[RECORDS PROVIDED]
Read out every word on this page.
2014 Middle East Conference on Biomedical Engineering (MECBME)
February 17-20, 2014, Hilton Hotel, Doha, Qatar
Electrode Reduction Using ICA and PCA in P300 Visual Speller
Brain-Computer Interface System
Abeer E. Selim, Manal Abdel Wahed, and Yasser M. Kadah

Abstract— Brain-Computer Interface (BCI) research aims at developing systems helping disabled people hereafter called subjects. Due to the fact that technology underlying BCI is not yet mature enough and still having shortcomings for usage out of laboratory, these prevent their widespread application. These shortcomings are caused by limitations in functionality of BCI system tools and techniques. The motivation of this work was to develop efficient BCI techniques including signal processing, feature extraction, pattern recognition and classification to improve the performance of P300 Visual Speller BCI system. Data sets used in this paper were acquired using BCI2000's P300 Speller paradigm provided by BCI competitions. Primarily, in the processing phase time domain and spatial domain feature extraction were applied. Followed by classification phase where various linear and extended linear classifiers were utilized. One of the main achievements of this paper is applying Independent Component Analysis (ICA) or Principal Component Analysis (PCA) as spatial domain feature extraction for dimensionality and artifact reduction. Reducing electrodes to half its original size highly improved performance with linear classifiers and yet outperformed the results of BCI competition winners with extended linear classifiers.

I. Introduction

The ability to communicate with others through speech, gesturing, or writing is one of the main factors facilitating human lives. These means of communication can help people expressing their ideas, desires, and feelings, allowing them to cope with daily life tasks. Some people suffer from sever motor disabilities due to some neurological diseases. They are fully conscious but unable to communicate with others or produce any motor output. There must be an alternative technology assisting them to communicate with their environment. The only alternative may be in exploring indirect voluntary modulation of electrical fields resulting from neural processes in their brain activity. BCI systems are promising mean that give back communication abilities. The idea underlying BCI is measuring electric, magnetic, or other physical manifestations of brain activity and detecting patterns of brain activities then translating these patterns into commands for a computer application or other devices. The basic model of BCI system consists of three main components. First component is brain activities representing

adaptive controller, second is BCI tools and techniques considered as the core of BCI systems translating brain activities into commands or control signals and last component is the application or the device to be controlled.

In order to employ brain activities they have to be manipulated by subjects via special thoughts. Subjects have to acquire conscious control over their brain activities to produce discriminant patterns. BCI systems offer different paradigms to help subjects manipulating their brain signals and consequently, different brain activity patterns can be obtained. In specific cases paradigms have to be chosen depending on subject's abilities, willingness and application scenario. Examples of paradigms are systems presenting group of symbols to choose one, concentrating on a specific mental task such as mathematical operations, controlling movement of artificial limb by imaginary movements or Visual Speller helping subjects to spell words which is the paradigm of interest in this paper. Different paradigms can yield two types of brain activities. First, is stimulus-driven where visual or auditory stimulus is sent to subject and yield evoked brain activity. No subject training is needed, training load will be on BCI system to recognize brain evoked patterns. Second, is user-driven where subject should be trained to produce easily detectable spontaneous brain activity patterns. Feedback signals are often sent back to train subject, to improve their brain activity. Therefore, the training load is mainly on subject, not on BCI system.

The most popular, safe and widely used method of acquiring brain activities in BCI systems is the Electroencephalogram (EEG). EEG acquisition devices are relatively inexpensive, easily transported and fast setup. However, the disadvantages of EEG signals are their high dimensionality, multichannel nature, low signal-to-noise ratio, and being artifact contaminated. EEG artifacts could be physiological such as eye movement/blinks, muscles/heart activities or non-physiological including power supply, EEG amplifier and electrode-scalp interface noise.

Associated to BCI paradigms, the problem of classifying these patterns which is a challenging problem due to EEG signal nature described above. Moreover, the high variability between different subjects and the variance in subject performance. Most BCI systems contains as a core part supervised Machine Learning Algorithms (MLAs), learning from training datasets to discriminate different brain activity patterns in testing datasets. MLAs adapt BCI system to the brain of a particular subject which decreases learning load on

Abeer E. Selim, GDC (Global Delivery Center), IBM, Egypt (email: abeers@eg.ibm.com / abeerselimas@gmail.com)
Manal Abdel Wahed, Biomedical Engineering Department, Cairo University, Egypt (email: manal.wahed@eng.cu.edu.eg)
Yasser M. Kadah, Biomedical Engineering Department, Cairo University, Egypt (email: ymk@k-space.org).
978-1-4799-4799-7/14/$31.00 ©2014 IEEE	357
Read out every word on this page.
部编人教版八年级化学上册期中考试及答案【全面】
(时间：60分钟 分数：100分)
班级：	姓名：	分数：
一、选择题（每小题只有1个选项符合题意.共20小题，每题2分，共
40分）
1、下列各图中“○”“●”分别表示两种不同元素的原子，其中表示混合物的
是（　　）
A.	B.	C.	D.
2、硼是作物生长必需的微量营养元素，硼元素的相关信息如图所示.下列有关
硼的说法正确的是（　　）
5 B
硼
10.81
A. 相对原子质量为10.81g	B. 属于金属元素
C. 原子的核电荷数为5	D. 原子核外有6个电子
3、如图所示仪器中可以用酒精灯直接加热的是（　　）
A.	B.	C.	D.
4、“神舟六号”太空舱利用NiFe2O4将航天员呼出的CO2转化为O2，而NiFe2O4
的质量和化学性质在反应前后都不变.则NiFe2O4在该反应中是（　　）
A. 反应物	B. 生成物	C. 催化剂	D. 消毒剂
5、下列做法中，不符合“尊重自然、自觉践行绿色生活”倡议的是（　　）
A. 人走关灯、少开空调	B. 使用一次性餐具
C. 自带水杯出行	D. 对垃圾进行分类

[DIRECTION]
Write all of the records out again exactly.

[SOLUTION FOR THIS TASK]
Read out every word on this page.
2014 Middle East Conference on Biomedical Engineering (MECBME)
February 17-20, 2014, Hilton Hotel, Doha, Qatar
Electrode Reduction Using ICA and PCA in P300 Visual Speller
Brain-Computer Interface System
Abeer E. Selim, Manal Abdel Wahed, and Yasser M. Kadah

Abstract— Brain-Computer Interface (BCI) research aims at developing systems helping disabled people hereafter called subjects. Due to the fact that technology underlying BCI is not yet mature enough and still having shortcomings for usage out of laboratory, these prevent their widespread application. These shortcomings are caused by limitations in functionality of BCI system tools and techniques. The motivation of this work was to develop efficient BCI techniques including signal processing, feature extraction, pattern recognition and classification to improve the performance of P300 Visual Speller BCI system. Data sets used in this paper were acquired using BCI2000's P300 Speller paradigm provided by BCI competitions. Primarily, in the processing phase time domain and spatial domain feature extraction were applied. Followed by classification phase where various linear and extended linear classifiers were utilized. One of the main achievements of this paper is applying Independent Component Analysis (ICA) or Principal Component Analysis (PCA) as spatial domain feature extraction for dimensionality and artifact reduction. Reducing electrodes to half its original size highly improved performance with linear classifiers and yet outperformed the results of BCI competition winners with extended linear classifiers.

I. Introduction

The ability to communicate with others through speech, gesturing, or writing is one of the main factors facilitating human lives. These means of communication can help people expressing their ideas, desires, and feelings, allowing them to cope with daily life tasks. Some people suffer from sever motor disabilities due to some neurological diseases. They are fully conscious but unable to communicate with others or produce any motor output. There must be an alternative technology assisting them to communicate with their environment. The only alternative may be in exploring indirect voluntary modulation of electrical fields resulting from neural processes in their brain activity. BCI systems are promising mean that give back communication abilities. The idea underlying BCI is measuring electric, magnetic, or other physical manifestations of brain activity and detecting patterns of brain activities then translating these patterns into commands for a computer application or other devices. The basic model of BCI system consists of three main components. First component is brain activities representing

adaptive controller, second is BCI tools and techniques considered as the core of BCI systems translating brain activities into commands or control signals and last component is the application or the device to be controlled.

In order to employ brain activities they have to be manipulated by subjects via special thoughts. Subjects have to acquire conscious control over their brain activities to produce discriminant patterns. BCI systems offer different paradigms to help subjects manipulating their brain signals and consequently, different brain activity patterns can be obtained. In specific cases paradigms have to be chosen depending on subject's abilities, willingness and application scenario. Examples of paradigms are systems presenting group of symbols to choose one, concentrating on a specific mental task such as mathematical operations, controlling movement of artificial limb by imaginary movements or Visual Speller helping subjects to spell words which is the paradigm of interest in this paper. Different paradigms can yield two types of brain activities. First, is stimulus-driven where visual or auditory stimulus is sent to subject and yield evoked brain activity. No subject training is needed, training load will be on BCI system to recognize brain evoked patterns. Second, is user-driven where subject should be trained to produce easily detectable spontaneous brain activity patterns. Feedback signals are often sent back to train subject, to improve their brain activity. Therefore, the training load is mainly on subject, not on BCI system.

The most popular, safe and widely used method of acquiring brain activities in BCI systems is the Electroencephalogram (EEG). EEG acquisition devices are relatively inexpensive, easily transported and fast setup. However, the disadvantages of EEG signals are their high dimensionality, multichannel nature, low signal-to-noise ratio, and being artifact contaminated. EEG artifacts could be physiological such as eye movement/blinks, muscles/heart activities or non-physiological including power supply, EEG amplifier and electrode-scalp interface noise.

Associated to BCI paradigms, the problem of classifying these patterns which is a challenging problem due to EEG signal nature described above. Moreover, the high variability between different subjects and the variance in subject performance. Most BCI systems contains as a core part supervised Machine Learning Algorithms (MLAs), learning from training datasets to discriminate different brain activity patterns in testing datasets. MLAs adapt BCI system to the brain of a particular subject which decreases learning load on

Abeer E. Selim, GDC (Global Delivery Center), IBM, Egypt (email: abeers@eg.ibm.com / abeerselimas@gmail.com)
Manal Abdel Wahed, Biomedical Engineering Department, Cairo University, Egypt (email: manal.wahed@eng.cu.edu.eg)
Yasser M. Kadah, Biomedical Engineering Department, Cairo University, Egypt (email: ymk@k-space.org).
978-1-4799-4799-7/14/$31.00 ©2014 IEEE	357
Read out every word on this page.
部编人教版八年级化学上册期中考试及答案【全面】
(时间：60分钟 分数：100分)
班级：	姓名：	分数：
一、选择题（每小题只有1个选项符合题意.共20小题，每题2分，共
40分）
1、下列各图中“○”“●”分别表示两种不同元素的原子，其中表示混合物的
是（　　）
A.	B.	C.	D.
2、硼是作物生长必需的微量营养元素，硼元素的相关信息如图所示.下列有关
硼的说法正确的是（　　）
5 B
硼
10.81
A. 相对原子质量为10.81g	B. 属于金属元素
C. 原子的核电荷数为5	D. 原子核外有6个电子
3、如图所示仪器中可以用酒精灯直接加热的是（　　）
A.	B.	C.	D.
4、“神舟六号”太空舱利用NiFe2O4将航天员呼出的CO2转化为O2，而NiFe2O4
的质量和化学性质在反应前后都不变.则NiFe2O4在该反应中是（　　）
A. 反应物	B. 生成物	C. 催化剂	D. 消毒剂
5、下列做法中，不符合“尊重自然、自觉践行绿色生活”倡议的是（　　）
A. 人走关灯、少开空调	B. 使用一次性餐具
C. 自带水杯出行	D. 对垃圾进行分类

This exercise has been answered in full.